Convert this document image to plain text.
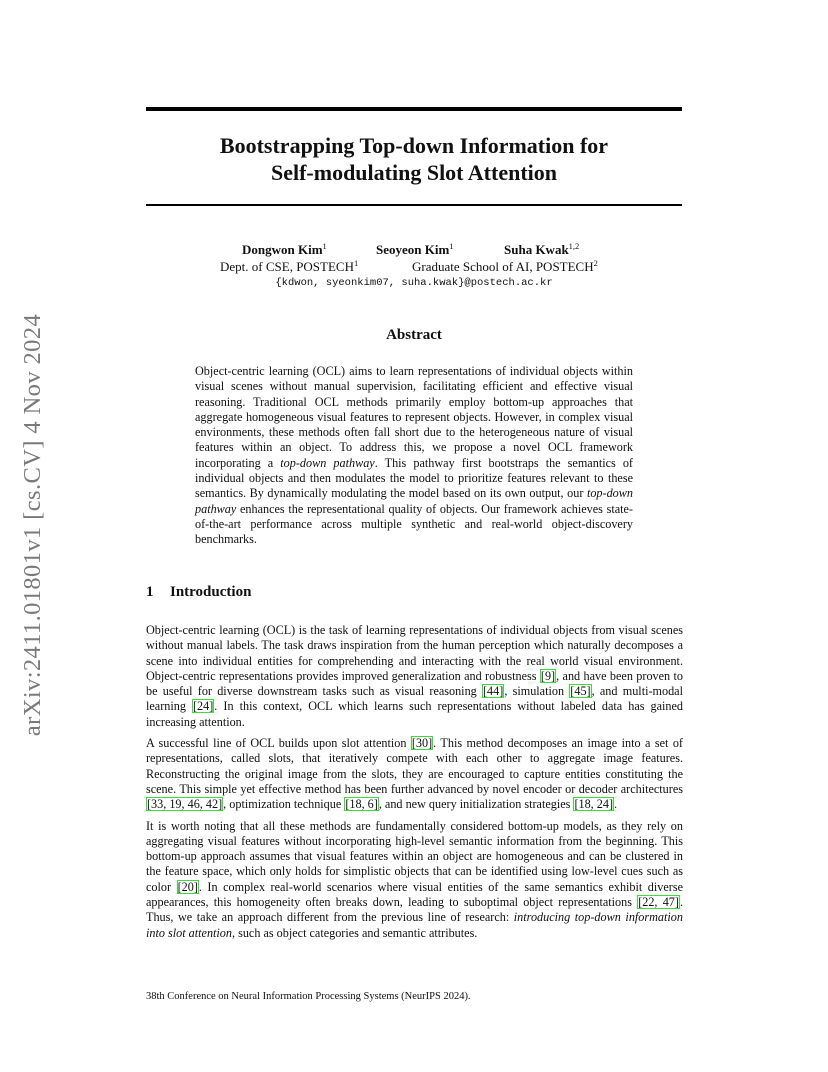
arXiv:2411.01801v1 [cs.CV] 4 Nov 2024
Bootstrapping Top-down Information for
Self-modulating Slot Attention
Dongwon Kim$^1$	Seoyeon Kim$^1$	Suha Kwak$^{1,2}$
Dept. of CSE, POSTECH$^1$	Graduate School of AI, POSTECH$^2$
{kdwon, syeonkim07, suha.kwak}@postech.ac.kr
Abstract
Object-centric learning (OCL) aims to learn representations of individual objects within visual scenes without manual supervision, facilitating efficient and effective visual reasoning. Traditional OCL methods primarily employ bottom-up approaches that aggregate homogeneous visual features to represent objects. However, in complex visual environments, these methods often fall short due to the heterogeneous nature of visual features within an object. To address this, we propose a novel OCL framework incorporating a top-down pathway. This pathway first bootstraps the semantics of individual objects and then modulates the model to prioritize features relevant to these semantics. By dynamically modulating the model based on its own output, our top-down pathway enhances the representational quality of objects. Our framework achieves state-of-the-art performance across multiple synthetic and real-world object-discovery benchmarks.
1 Introduction

Object-centric learning (OCL) is the task of learning representations of individual objects from visual scenes without manual labels. The task draws inspiration from the human perception which naturally decomposes a scene into individual entities for comprehending and interacting with the real world visual environment. Object-centric representations provides improved generalization and robustness [9], and have been proven to be useful for diverse downstream tasks such as visual reasoning [44], simulation [45], and multi-modal learning [24]. In this context, OCL which learns such representations without labeled data has gained increasing attention.

A successful line of OCL builds upon slot attention [30]. This method decomposes an image into a set of representations, called slots, that iteratively compete with each other to aggregate image features. Reconstructing the original image from the slots, they are encouraged to capture entities constituting the scene. This simple yet effective method has been further advanced by novel encoder or decoder architectures [33, 19, 46, 42], optimization technique [18, 6], and new query initialization strategies [18, 24].

It is worth noting that all these methods are fundamentally considered bottom-up models, as they rely on aggregating visual features without incorporating high-level semantic information from the beginning. This bottom-up approach assumes that visual features within an object are homogeneous and can be clustered in the feature space, which only holds for simplistic objects that can be identified using low-level cues such as color [20]. In complex real-world scenarios where visual entities of the same semantics exhibit diverse appearances, this homogeneity often breaks down, leading to suboptimal object representations [22, 47]. Thus, we take an approach different from the previous line of research: introducing top-down information into slot attention, such as object categories and semantic attributes.

38th Conference on Neural Information Processing Systems (NeurIPS 2024).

-------------------------

SET TASK: From the data above, show each line that contains "image".

TASK SOLUTION:
Convert this document image to plain text.
A successful line of OCL builds upon slot attention [30]. This method decomposes an image into a set of representations, called slots, that iteratively compete with each other to aggregate image features. Reconstructing the original image from the slots, they are encouraged to capture entities constituting the scene. This simple yet effective method has been further advanced by novel encoder or decoder architectures [33, 19, 46, 42], optimization technique [18, 6], and new query initialization strategies [18, 24].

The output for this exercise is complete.